• **STATED TASK**
Copy every line of the material below word for word.

• **RECORDS FOR THIS TASK**
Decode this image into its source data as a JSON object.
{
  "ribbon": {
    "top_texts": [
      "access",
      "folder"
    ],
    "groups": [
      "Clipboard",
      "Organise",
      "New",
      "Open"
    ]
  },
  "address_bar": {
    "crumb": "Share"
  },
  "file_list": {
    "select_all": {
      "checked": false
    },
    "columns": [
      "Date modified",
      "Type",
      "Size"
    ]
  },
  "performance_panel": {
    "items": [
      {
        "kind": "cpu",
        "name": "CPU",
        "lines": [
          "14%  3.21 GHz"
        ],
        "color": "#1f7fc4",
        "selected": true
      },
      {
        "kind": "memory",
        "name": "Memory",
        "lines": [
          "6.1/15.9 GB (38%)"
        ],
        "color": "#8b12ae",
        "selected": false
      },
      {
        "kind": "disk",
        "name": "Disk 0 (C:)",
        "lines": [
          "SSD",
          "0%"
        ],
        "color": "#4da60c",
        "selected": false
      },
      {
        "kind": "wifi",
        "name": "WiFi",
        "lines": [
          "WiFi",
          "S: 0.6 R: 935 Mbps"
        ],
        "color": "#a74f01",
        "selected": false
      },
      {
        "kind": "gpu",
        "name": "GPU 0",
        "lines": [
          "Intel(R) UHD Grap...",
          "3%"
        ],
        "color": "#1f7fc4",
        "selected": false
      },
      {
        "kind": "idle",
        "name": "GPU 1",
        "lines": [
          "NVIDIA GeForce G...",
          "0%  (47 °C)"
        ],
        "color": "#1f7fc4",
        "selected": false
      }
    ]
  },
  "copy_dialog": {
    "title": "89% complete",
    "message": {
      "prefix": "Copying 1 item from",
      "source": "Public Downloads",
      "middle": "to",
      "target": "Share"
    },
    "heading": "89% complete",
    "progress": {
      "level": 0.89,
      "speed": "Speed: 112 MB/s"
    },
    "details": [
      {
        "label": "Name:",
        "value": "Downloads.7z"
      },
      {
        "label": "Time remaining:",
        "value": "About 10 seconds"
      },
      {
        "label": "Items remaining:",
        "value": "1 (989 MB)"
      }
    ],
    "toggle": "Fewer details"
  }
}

• **COMPLETE ANSWER**
Decode this image into its source data as a JSON object.
{
  "ribbon": {
    "top_texts": [
      "access",
      "folder"
    ],
    "groups": [
      "Clipboard",
      "Organise",
      "New",
      "Open"
    ]
  },
  "address_bar": {
    "crumb": "Share"
  },
  "file_list": {
    "select_all": {
      "checked": false
    },
    "columns": [
      "Date modified",
      "Type",
      "Size"
    ]
  },
  "performance_panel": {
    "items": [
      {
        "kind": "cpu",
        "name": "CPU",
        "lines": [
          "14%  3.21 GHz"
        ],
        "color": "#1f7fc4",
        "selected": true
      },
      {
        "kind": "memory",
        "name": "Memory",
        "lines": [
          "6.1/15.9 GB (38%)"
        ],
        "color": "#8b12ae",
        "selected": false
      },
      {
        "kind": "disk",
        "name": "Disk 0 (C:)",
        "lines": [
          "SSD",
          "0%"
        ],
        "color": "#4da60c",
        "selected": false
      },
      {
        "kind": "wifi",
        "name": "WiFi",
        "lines": [
          "WiFi",
          "S: 0.6 R: 935 Mbps"
        ],
        "color": "#a74f01",
        "selected": false
      },
      {
        "kind": "gpu",
        "name": "GPU 0",
        "lines": [
          "Intel(R) UHD Grap...",
          "3%"
        ],
        "color": "#1f7fc4",
        "selected": false
      },
      {
        "kind": "idle",
        "name": "GPU 1",
        "lines": [
          "NVIDIA GeForce G...",
          "0%  (47 °C)"
        ],
        "color": "#1f7fc4",
        "selected": false
      }
    ]
  },
  "copy_dialog": {
    "title": "89% complete",
    "message": {
      "prefix": "Copying 1 item from",
      "source": "Public Downloads",
      "middle": "to",
      "target": "Share"
    },
    "heading": "89% complete",
    "progress": {
      "level": 0.89,
      "speed": "Speed: 112 MB/s"
    },
    "details": [
      {
        "label": "Name:",
        "value": "Downloads.7z"
      },
      {
        "label": "Time remaining:",
        "value": "About 10 seconds"
      },
      {
        "label": "Items remaining:",
        "value": "1 (989 MB)"
      }
    ],
    "toggle": "Fewer details"
  }
}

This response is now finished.